### Problem to work on
For this exercise, copy out each line of the material below that includes "name".

Stored items from a collection:
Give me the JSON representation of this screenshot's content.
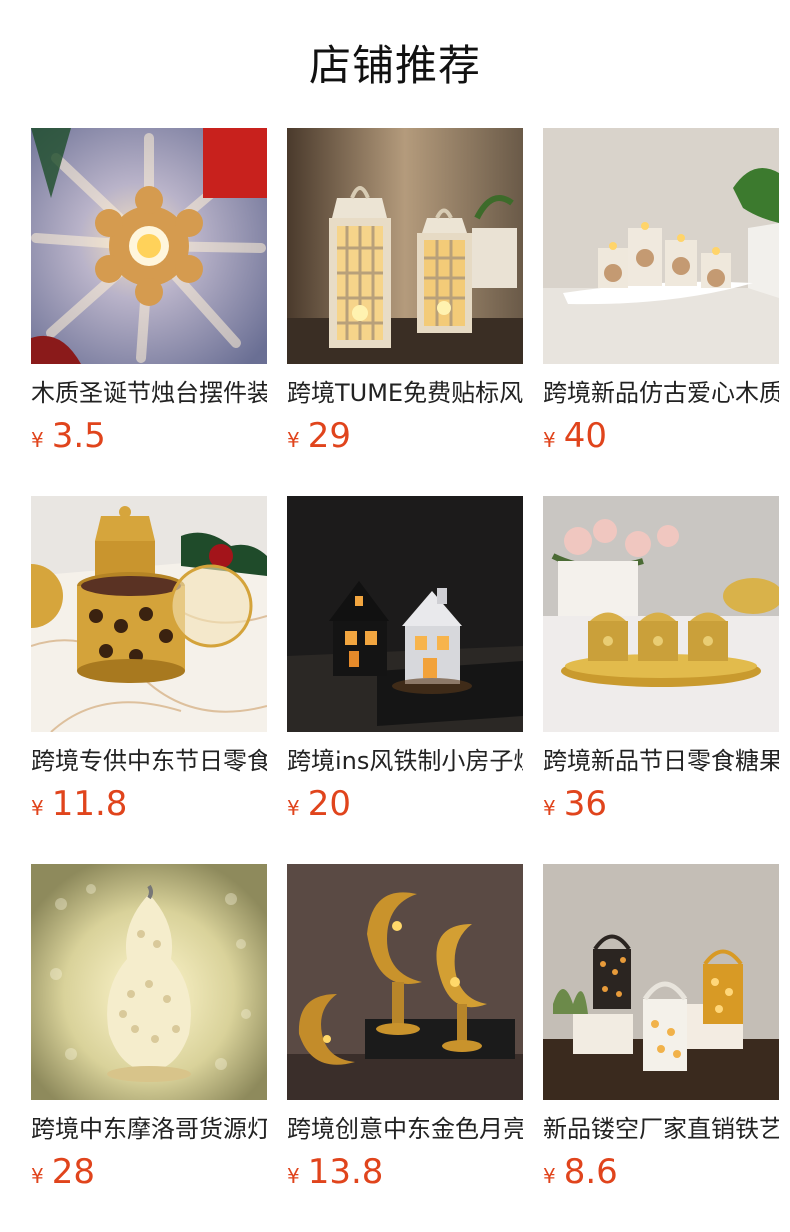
{
  "section": {
    "title": "店铺推荐"
  },
  "currency_symbol": "¥",
  "products": [
    {
      "name": "木质圣诞节烛台摆件装饰",
      "price": "3.5",
      "image": "wooden-snowflake-candle-holder"
    },
    {
      "name": "跨境TUME免费贴标风灯",
      "price": "29",
      "image": "white-metal-lanterns"
    },
    {
      "name": "跨境新品仿古爱心木质烛台",
      "price": "40",
      "image": "home-letter-candles"
    },
    {
      "name": "跨境专供中东节日零食糖果罐",
      "price": "11.8",
      "image": "gold-candy-jars"
    },
    {
      "name": "跨境ins风铁制小房子烛台",
      "price": "20",
      "image": "metal-house-lanterns"
    },
    {
      "name": "跨境新品节日零食糖果罐托盘",
      "price": "36",
      "image": "gold-jar-tray-set"
    },
    {
      "name": "跨境中东摩洛哥货源灯笼",
      "price": "28",
      "image": "gourd-hollow-lamp"
    },
    {
      "name": "跨境创意中东金色月亮烛台",
      "price": "13.8",
      "image": "gold-moon-candle-holders"
    },
    {
      "name": "新品镂空厂家直销铁艺烛台",
      "price": "8.6",
      "image": "hollow-iron-lanterns"
    }
  ]
}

### The reply
      "name": "木质圣诞节烛台摆件装饰",
      "name": "跨境TUME免费贴标风灯",
      "name": "跨境新品仿古爱心木质烛台",
      "name": "跨境专供中东节日零食糖果罐",
      "name": "跨境ins风铁制小房子烛台",
      "name": "跨境新品节日零食糖果罐托盘",
      "name": "跨境中东摩洛哥货源灯笼",
      "name": "跨境创意中东金色月亮烛台",
      "name": "新品镂空厂家直销铁艺烛台",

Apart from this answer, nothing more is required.